Reproduce each line of the records below word for word, leaving out the pictures.

Dataset entries
►

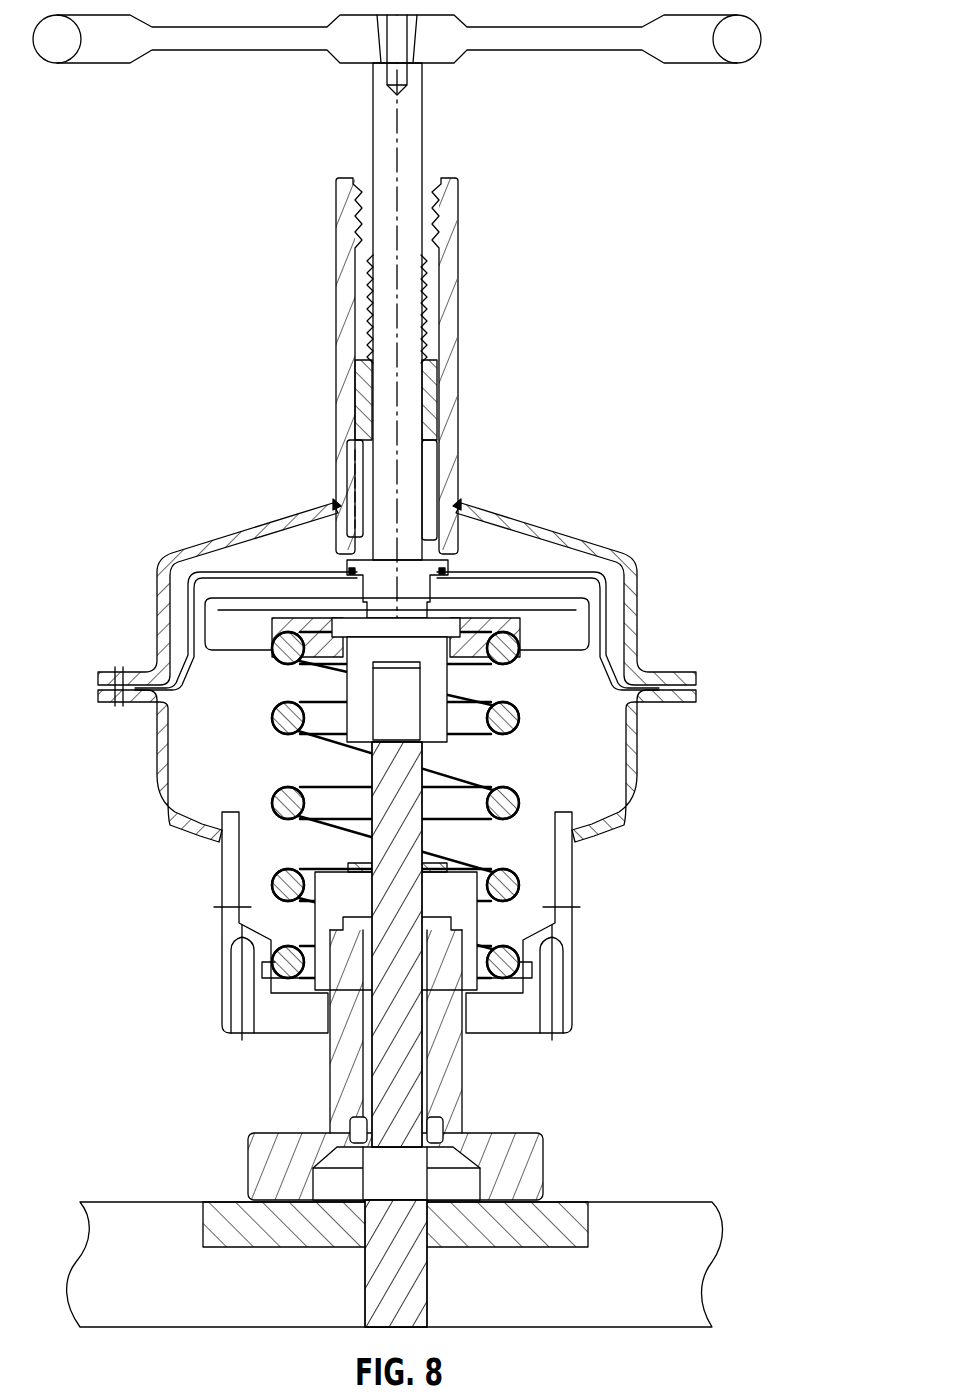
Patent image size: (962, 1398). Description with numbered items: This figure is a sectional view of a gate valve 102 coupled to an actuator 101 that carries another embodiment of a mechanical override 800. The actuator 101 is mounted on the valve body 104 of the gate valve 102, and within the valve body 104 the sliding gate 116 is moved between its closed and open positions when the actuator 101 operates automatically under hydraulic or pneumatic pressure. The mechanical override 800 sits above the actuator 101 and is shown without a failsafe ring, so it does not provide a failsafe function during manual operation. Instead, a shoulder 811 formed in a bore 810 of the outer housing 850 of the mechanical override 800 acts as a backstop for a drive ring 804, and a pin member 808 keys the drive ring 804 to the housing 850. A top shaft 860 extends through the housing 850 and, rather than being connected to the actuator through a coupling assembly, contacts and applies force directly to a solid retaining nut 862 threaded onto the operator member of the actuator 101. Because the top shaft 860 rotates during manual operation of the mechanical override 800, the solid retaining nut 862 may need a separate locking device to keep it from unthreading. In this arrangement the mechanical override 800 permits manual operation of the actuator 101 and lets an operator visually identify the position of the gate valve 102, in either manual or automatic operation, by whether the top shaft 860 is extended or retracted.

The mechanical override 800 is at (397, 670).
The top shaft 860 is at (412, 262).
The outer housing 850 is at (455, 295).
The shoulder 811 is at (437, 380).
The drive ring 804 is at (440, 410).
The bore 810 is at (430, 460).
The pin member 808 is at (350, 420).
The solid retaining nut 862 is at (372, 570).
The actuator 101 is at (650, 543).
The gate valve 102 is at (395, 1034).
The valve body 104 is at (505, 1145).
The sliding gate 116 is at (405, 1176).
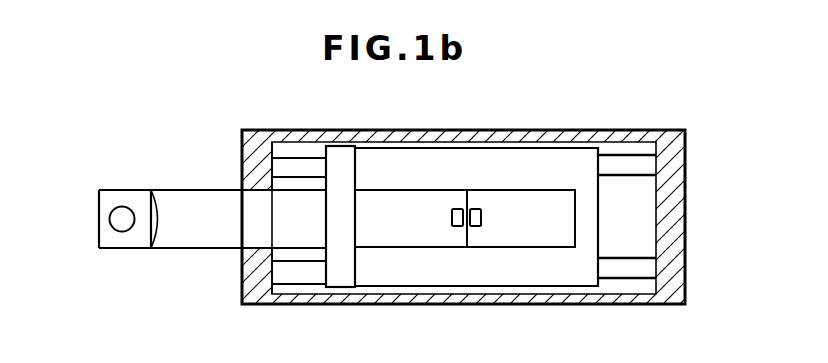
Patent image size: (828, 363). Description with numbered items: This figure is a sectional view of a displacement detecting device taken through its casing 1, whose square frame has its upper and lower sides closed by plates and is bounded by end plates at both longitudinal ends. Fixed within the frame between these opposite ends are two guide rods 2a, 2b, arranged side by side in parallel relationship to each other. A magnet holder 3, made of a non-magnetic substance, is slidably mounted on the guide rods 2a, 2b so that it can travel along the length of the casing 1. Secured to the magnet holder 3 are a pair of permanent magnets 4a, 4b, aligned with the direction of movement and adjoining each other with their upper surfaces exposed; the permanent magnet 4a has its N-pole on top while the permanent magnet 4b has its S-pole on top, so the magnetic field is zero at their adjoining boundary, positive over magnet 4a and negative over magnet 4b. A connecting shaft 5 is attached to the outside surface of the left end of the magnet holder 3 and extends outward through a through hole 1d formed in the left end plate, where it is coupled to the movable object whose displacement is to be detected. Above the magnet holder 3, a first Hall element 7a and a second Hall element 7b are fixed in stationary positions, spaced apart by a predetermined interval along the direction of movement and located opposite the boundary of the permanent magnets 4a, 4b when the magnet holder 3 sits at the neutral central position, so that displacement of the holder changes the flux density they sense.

◄

ANSWER FOR THIS EXERCISE =
Patent image size: (962, 1398). Description with numbered items: This figure is a sectional view of a gate valve 102 coupled to an actuator 101 that carries another embodiment of a mechanical override 800. The actuator 101 is mounted on the valve body 104 of the gate valve 102, and within the valve body 104 the sliding gate 116 is moved between its closed and open positions when the actuator 101 operates automatically under hydraulic or pneumatic pressure. The mechanical override 800 sits above the actuator 101 and is shown without a failsafe ring, so it does not provide a failsafe function during manual operation. Instead, a shoulder 811 formed in a bore 810 of the outer housing 850 of the mechanical override 800 acts as a backstop for a drive ring 804, and a pin member 808 keys the drive ring 804 to the housing 850. A top shaft 860 extends through the housing 850 and, rather than being connected to the actuator through a coupling assembly, contacts and applies force directly to a solid retaining nut 862 threaded onto the operator member of the actuator 101. Because the top shaft 860 rotates during manual operation of the mechanical override 800, the solid retaining nut 862 may need a separate locking device to keep it from unthreading. In this arrangement the mechanical override 800 permits manual operation of the actuator 101 and lets an operator visually identify the position of the gate valve 102, in either manual or automatic operation, by whether the top shaft 860 is extended or retracted.

The mechanical override 800 is at (397, 670).
The top shaft 860 is at (412, 262).
The outer housing 850 is at (455, 295).
The shoulder 811 is at (437, 380).
The drive ring 804 is at (440, 410).
The bore 810 is at (430, 460).
The pin member 808 is at (350, 420).
The solid retaining nut 862 is at (372, 570).
The actuator 101 is at (650, 543).
The gate valve 102 is at (395, 1034).
The valve body 104 is at (505, 1145).
The sliding gate 116 is at (405, 1176).
Patent image size: (828, 363). Description with numbered items: This figure is a sectional view of a displacement detecting device taken through its casing 1, whose square frame has its upper and lower sides closed by plates and is bounded by end plates at both longitudinal ends. Fixed within the frame between these opposite ends are two guide rods 2a, 2b, arranged side by side in parallel relationship to each other. A magnet holder 3, made of a non-magnetic substance, is slidably mounted on the guide rods 2a, 2b so that it can travel along the length of the casing 1. Secured to the magnet holder 3 are a pair of permanent magnets 4a, 4b, aligned with the direction of movement and adjoining each other with their upper surfaces exposed; the permanent magnet 4a has its N-pole on top while the permanent magnet 4b has its S-pole on top, so the magnetic field is zero at their adjoining boundary, positive over magnet 4a and negative over magnet 4b. A connecting shaft 5 is attached to the outside surface of the left end of the magnet holder 3 and extends outward through a through hole 1d formed in the left end plate, where it is coupled to the movable object whose displacement is to be detected. Above the magnet holder 3, a first Hall element 7a and a second Hall element 7b are fixed in stationary positions, spaced apart by a predetermined interval along the direction of movement and located opposite the boundary of the permanent magnets 4a, 4b when the magnet holder 3 sits at the neutral central position, so that displacement of the holder changes the flux density they sense.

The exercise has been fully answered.